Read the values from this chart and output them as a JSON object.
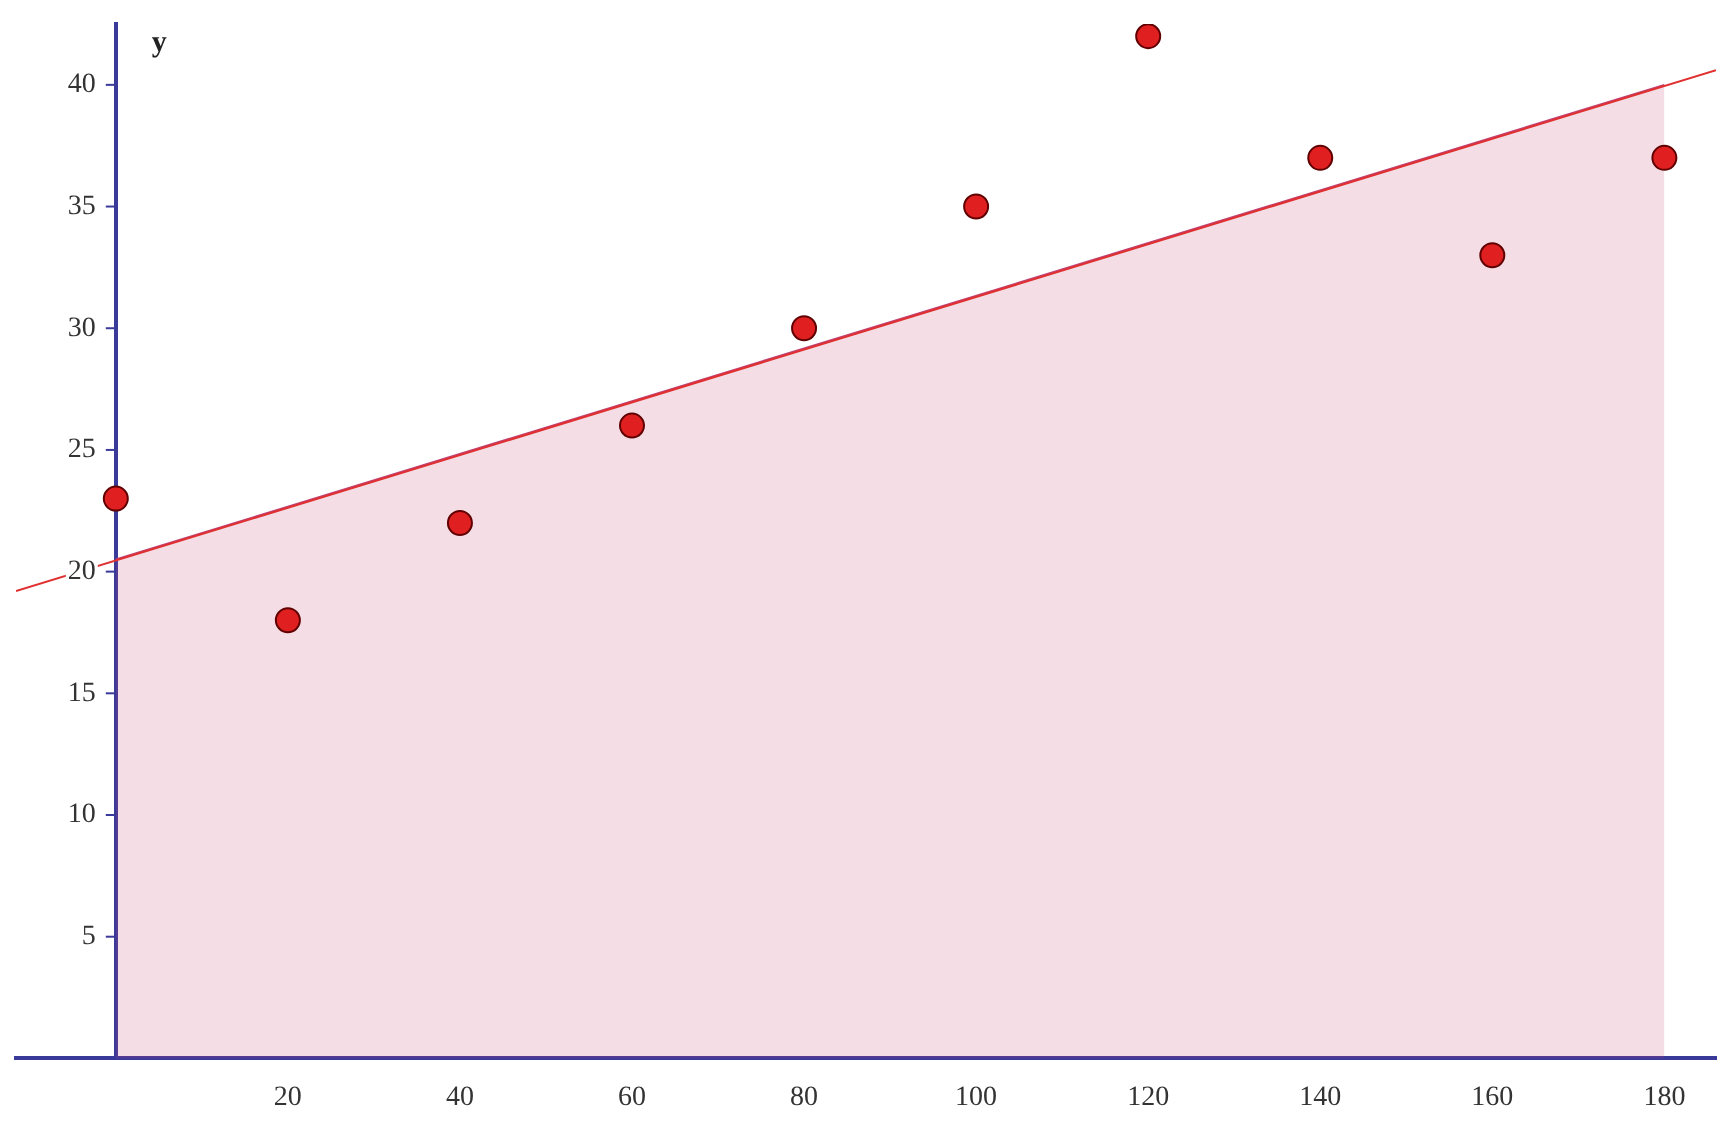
{
  "chart_data": {
    "type": "scatter",
    "ylabel": "y",
    "xlim": [
      -11.6,
      186
    ],
    "ylim": [
      0,
      42.5
    ],
    "xticks": [
      20,
      40,
      60,
      80,
      100,
      120,
      140,
      160,
      180
    ],
    "yticks": [
      5,
      10,
      15,
      20,
      25,
      30,
      35,
      40
    ],
    "grid": false,
    "legend": false,
    "series": [
      {
        "type": "area",
        "color": "#c04070",
        "marker": "none",
        "x": [
          0,
          180
        ],
        "values": [
          20.5,
          40
        ]
      },
      {
        "type": "line",
        "color": "#e03030",
        "marker": "none",
        "x": [
          -11.6,
          186
        ],
        "values": [
          19.2,
          40.6
        ]
      },
      {
        "type": "scatter",
        "color": "#e02020",
        "marker": "circle",
        "x": [
          0,
          20,
          40,
          60,
          80,
          100,
          120,
          140,
          160,
          180
        ],
        "values": [
          23,
          18,
          22,
          26,
          30,
          35,
          42,
          37,
          33,
          37
        ]
      }
    ]
  }
}
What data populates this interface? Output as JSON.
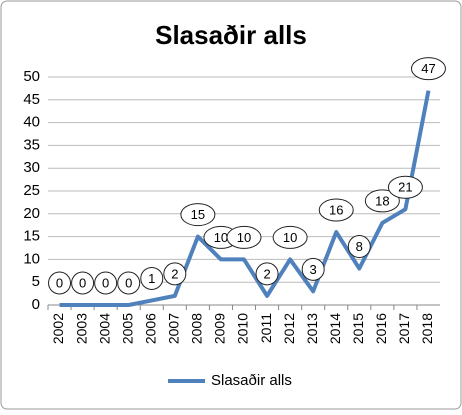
{
  "chart_data": {
    "type": "line",
    "title": "Slasaðir alls",
    "categories": [
      "2002",
      "2003",
      "2004",
      "2005",
      "2006",
      "2007",
      "2008",
      "2009",
      "2010",
      "2011",
      "2012",
      "2013",
      "2014",
      "2015",
      "2016",
      "2017",
      "2018"
    ],
    "series": [
      {
        "name": "Slasaðir alls",
        "color": "#4f81bd",
        "values": [
          0,
          0,
          0,
          0,
          1,
          2,
          15,
          10,
          10,
          2,
          10,
          3,
          16,
          8,
          18,
          21,
          47
        ]
      }
    ],
    "ylim": [
      0,
      50
    ],
    "yticks": [
      0,
      5,
      10,
      15,
      20,
      25,
      30,
      35,
      40,
      45,
      50
    ],
    "grid": true,
    "legend": "bottom"
  }
}
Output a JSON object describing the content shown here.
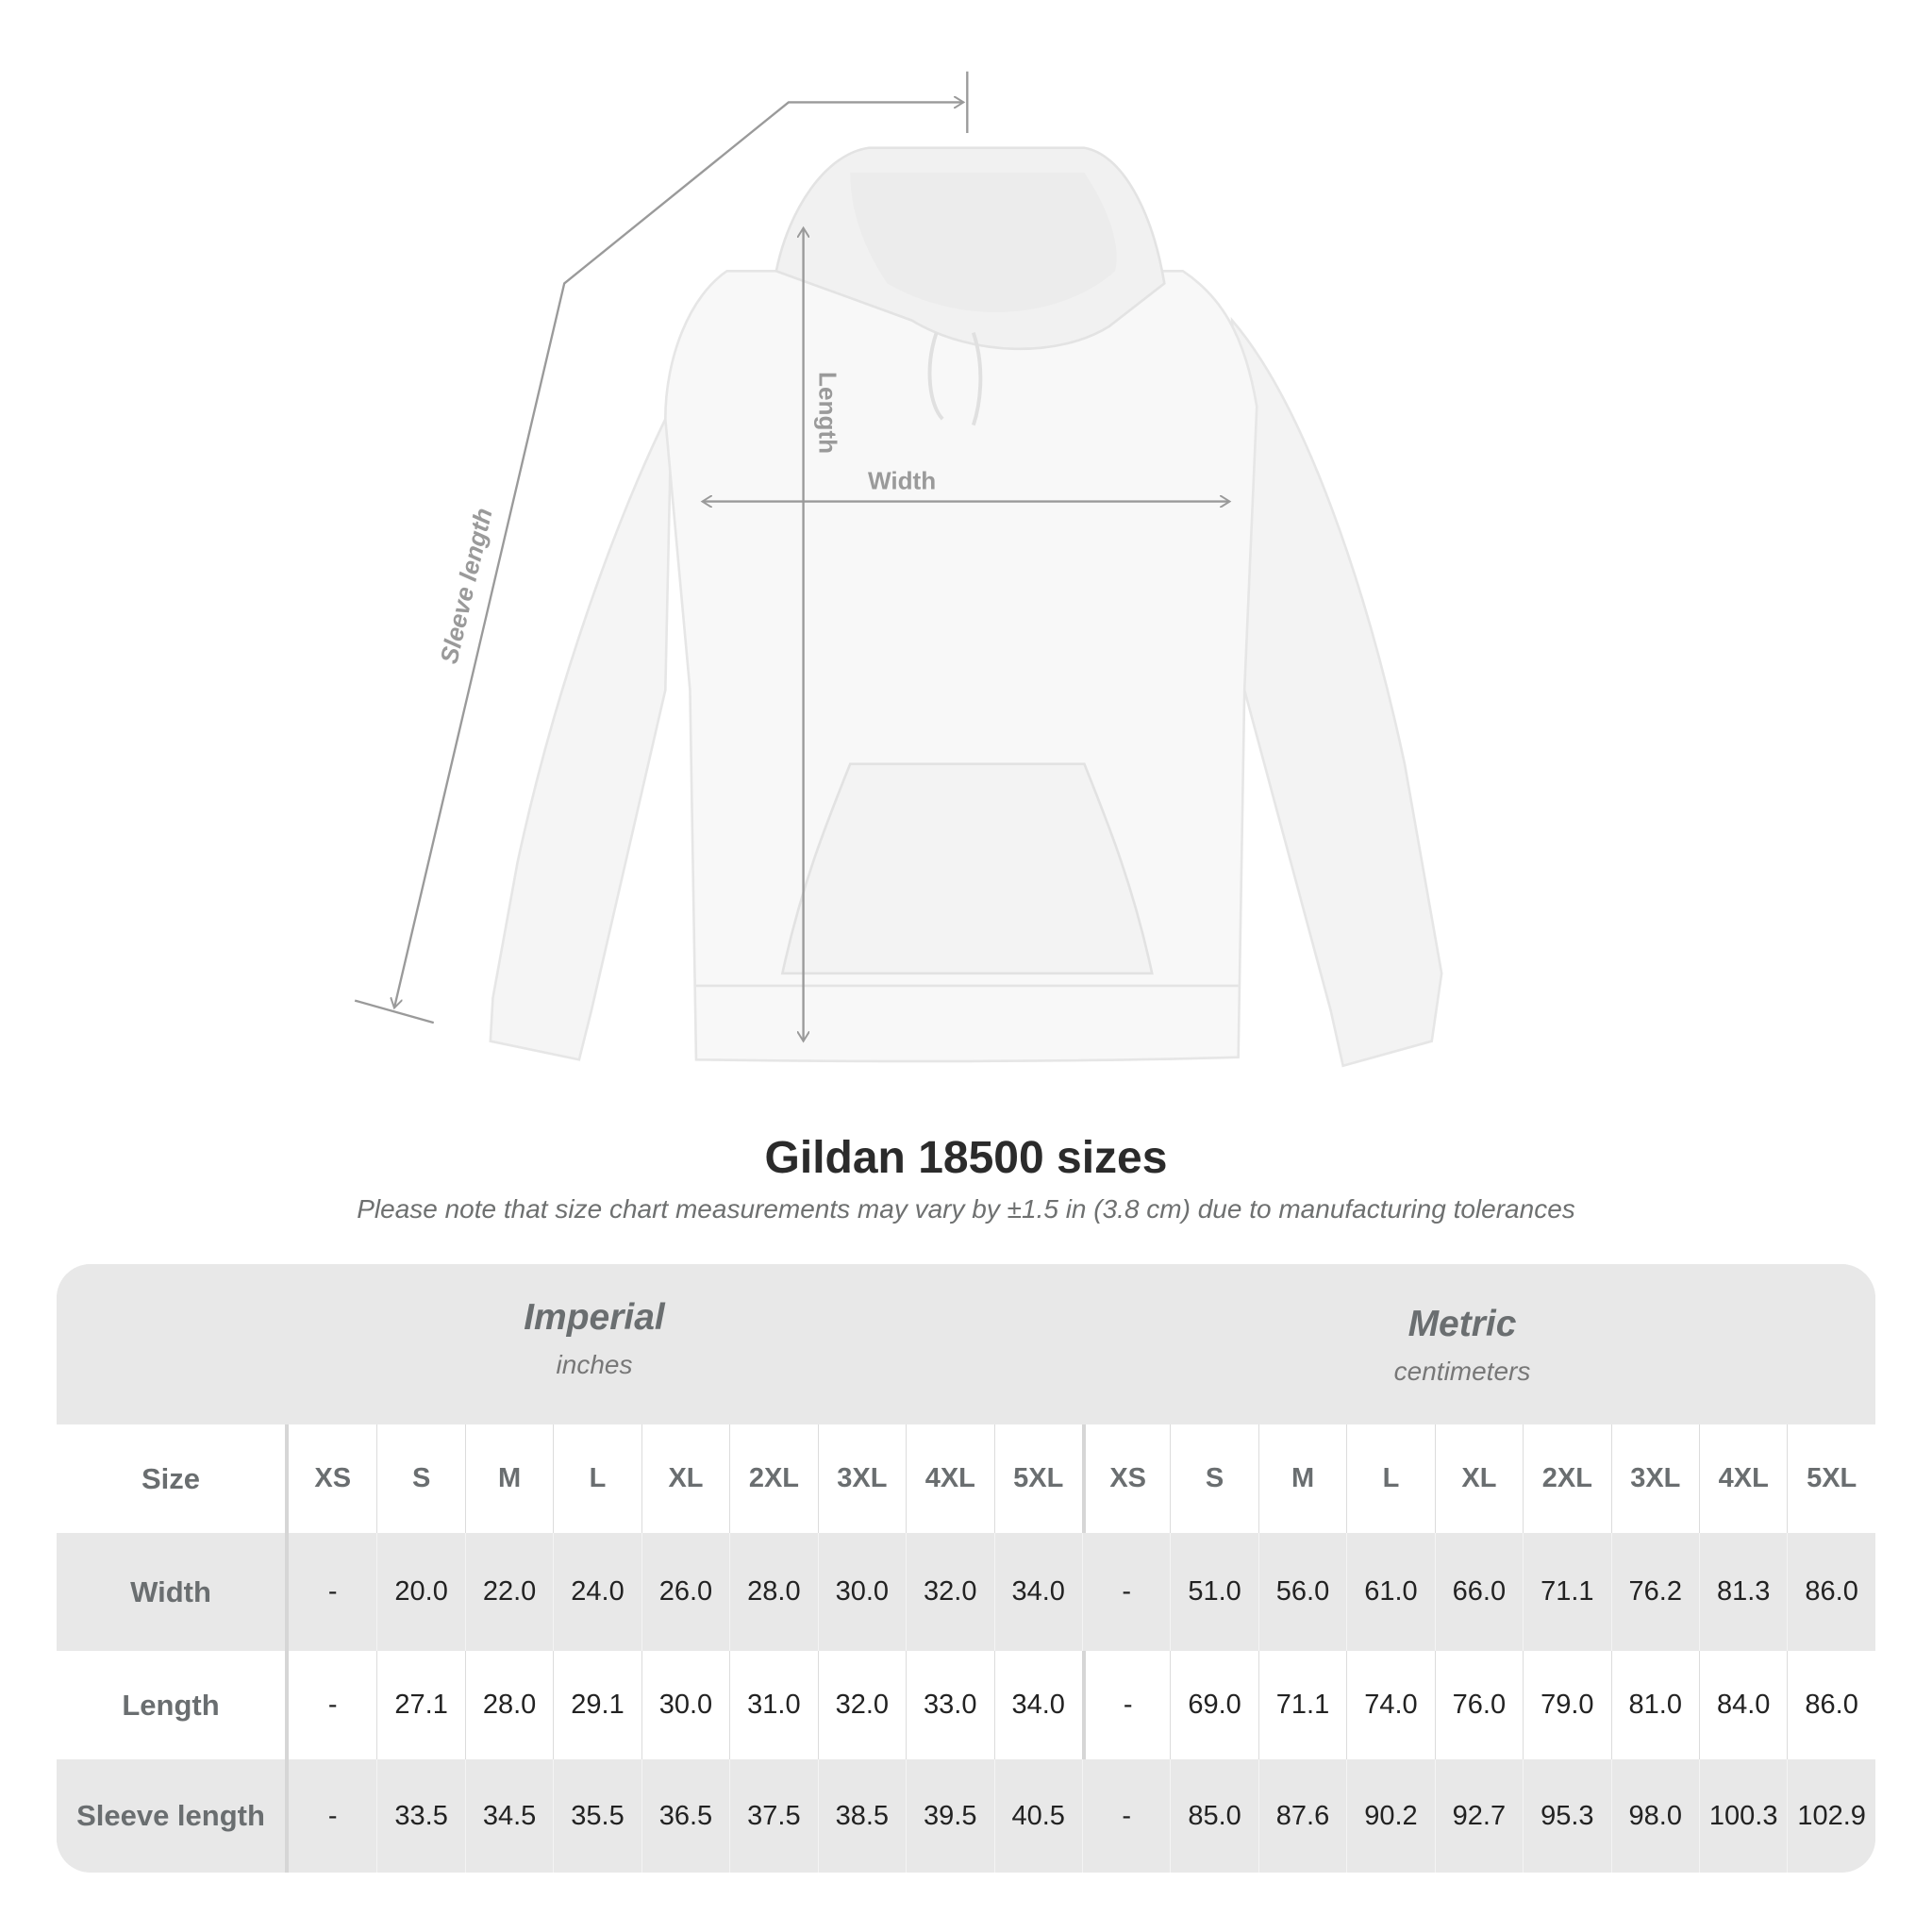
{
  "illustration": {
    "labels": {
      "sleeve": "Sleeve length",
      "length": "Length",
      "width": "Width"
    },
    "line_color": "#9a9a9a"
  },
  "title": "Gildan 18500 sizes",
  "subtitle": "Please note that size chart measurements may vary by ±1.5 in (3.8 cm) due to manufacturing tolerances",
  "table": {
    "imperial": {
      "name": "Imperial",
      "unit": "inches"
    },
    "metric": {
      "name": "Metric",
      "unit": "centimeters"
    },
    "size_label": "Size",
    "sizes": [
      "XS",
      "S",
      "M",
      "L",
      "XL",
      "2XL",
      "3XL",
      "4XL",
      "5XL"
    ],
    "rows": [
      {
        "label": "Width",
        "imperial": [
          "-",
          "20.0",
          "22.0",
          "24.0",
          "26.0",
          "28.0",
          "30.0",
          "32.0",
          "34.0"
        ],
        "metric": [
          "-",
          "51.0",
          "56.0",
          "61.0",
          "66.0",
          "71.1",
          "76.2",
          "81.3",
          "86.0"
        ]
      },
      {
        "label": "Length",
        "imperial": [
          "-",
          "27.1",
          "28.0",
          "29.1",
          "30.0",
          "31.0",
          "32.0",
          "33.0",
          "34.0"
        ],
        "metric": [
          "-",
          "69.0",
          "71.1",
          "74.0",
          "76.0",
          "79.0",
          "81.0",
          "84.0",
          "86.0"
        ]
      },
      {
        "label": "Sleeve length",
        "imperial": [
          "-",
          "33.5",
          "34.5",
          "35.5",
          "36.5",
          "37.5",
          "38.5",
          "39.5",
          "40.5"
        ],
        "metric": [
          "-",
          "85.0",
          "87.6",
          "90.2",
          "92.7",
          "95.3",
          "98.0",
          "100.3",
          "102.9"
        ]
      }
    ]
  }
}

★ ★ ★ ★ ★ ★ ★

■ **THE TASK**: Give all the entries again exactly, dropping each picture.

■ **FINISHED EXERCISE**:
Read the values from this chart and output them as a JSON object.
{
  "chart_data": {
    "type": "scatter",
    "ylabel": "y",
    "xlim": [
      -11.6,
      186
    ],
    "ylim": [
      0,
      42.5
    ],
    "xticks": [
      20,
      40,
      60,
      80,
      100,
      120,
      140,
      160,
      180
    ],
    "yticks": [
      5,
      10,
      15,
      20,
      25,
      30,
      35,
      40
    ],
    "grid": false,
    "legend": false,
    "series": [
      {
        "type": "area",
        "color": "#c04070",
        "marker": "none",
        "x": [
          0,
          180
        ],
        "values": [
          20.5,
          40
        ]
      },
      {
        "type": "line",
        "color": "#e03030",
        "marker": "none",
        "x": [
          -11.6,
          186
        ],
        "values": [
          19.2,
          40.6
        ]
      },
      {
        "type": "scatter",
        "color": "#e02020",
        "marker": "circle",
        "x": [
          0,
          20,
          40,
          60,
          80,
          100,
          120,
          140,
          160,
          180
        ],
        "values": [
          23,
          18,
          22,
          26,
          30,
          35,
          42,
          37,
          33,
          37
        ]
      }
    ]
  }
}
What data populates this interface? Output as JSON.
{
  "chart_data": {
    "type": "line",
    "title": "Slasaðir alls",
    "categories": [
      "2002",
      "2003",
      "2004",
      "2005",
      "2006",
      "2007",
      "2008",
      "2009",
      "2010",
      "2011",
      "2012",
      "2013",
      "2014",
      "2015",
      "2016",
      "2017",
      "2018"
    ],
    "series": [
      {
        "name": "Slasaðir alls",
        "color": "#4f81bd",
        "values": [
          0,
          0,
          0,
          0,
          1,
          2,
          15,
          10,
          10,
          2,
          10,
          3,
          16,
          8,
          18,
          21,
          47
        ]
      }
    ],
    "ylim": [
      0,
      50
    ],
    "yticks": [
      0,
      5,
      10,
      15,
      20,
      25,
      30,
      35,
      40,
      45,
      50
    ],
    "grid": true,
    "legend": "bottom"
  }
}
Output a JSON object describing the content shown here.
{
  "illustration": {
    "labels": {
      "sleeve": "Sleeve length",
      "length": "Length",
      "width": "Width"
    },
    "line_color": "#9a9a9a"
  },
  "title": "Gildan 18500 sizes",
  "subtitle": "Please note that size chart measurements may vary by ±1.5 in (3.8 cm) due to manufacturing tolerances",
  "table": {
    "imperial": {
      "name": "Imperial",
      "unit": "inches"
    },
    "metric": {
      "name": "Metric",
      "unit": "centimeters"
    },
    "size_label": "Size",
    "sizes": [
      "XS",
      "S",
      "M",
      "L",
      "XL",
      "2XL",
      "3XL",
      "4XL",
      "5XL"
    ],
    "rows": [
      {
        "label": "Width",
        "imperial": [
          "-",
          "20.0",
          "22.0",
          "24.0",
          "26.0",
          "28.0",
          "30.0",
          "32.0",
          "34.0"
        ],
        "metric": [
          "-",
          "51.0",
          "56.0",
          "61.0",
          "66.0",
          "71.1",
          "76.2",
          "81.3",
          "86.0"
        ]
      },
      {
        "label": "Length",
        "imperial": [
          "-",
          "27.1",
          "28.0",
          "29.1",
          "30.0",
          "31.0",
          "32.0",
          "33.0",
          "34.0"
        ],
        "metric": [
          "-",
          "69.0",
          "71.1",
          "74.0",
          "76.0",
          "79.0",
          "81.0",
          "84.0",
          "86.0"
        ]
      },
      {
        "label": "Sleeve length",
        "imperial": [
          "-",
          "33.5",
          "34.5",
          "35.5",
          "36.5",
          "37.5",
          "38.5",
          "39.5",
          "40.5"
        ],
        "metric": [
          "-",
          "85.0",
          "87.6",
          "90.2",
          "92.7",
          "95.3",
          "98.0",
          "100.3",
          "102.9"
        ]
      }
    ]
  }
}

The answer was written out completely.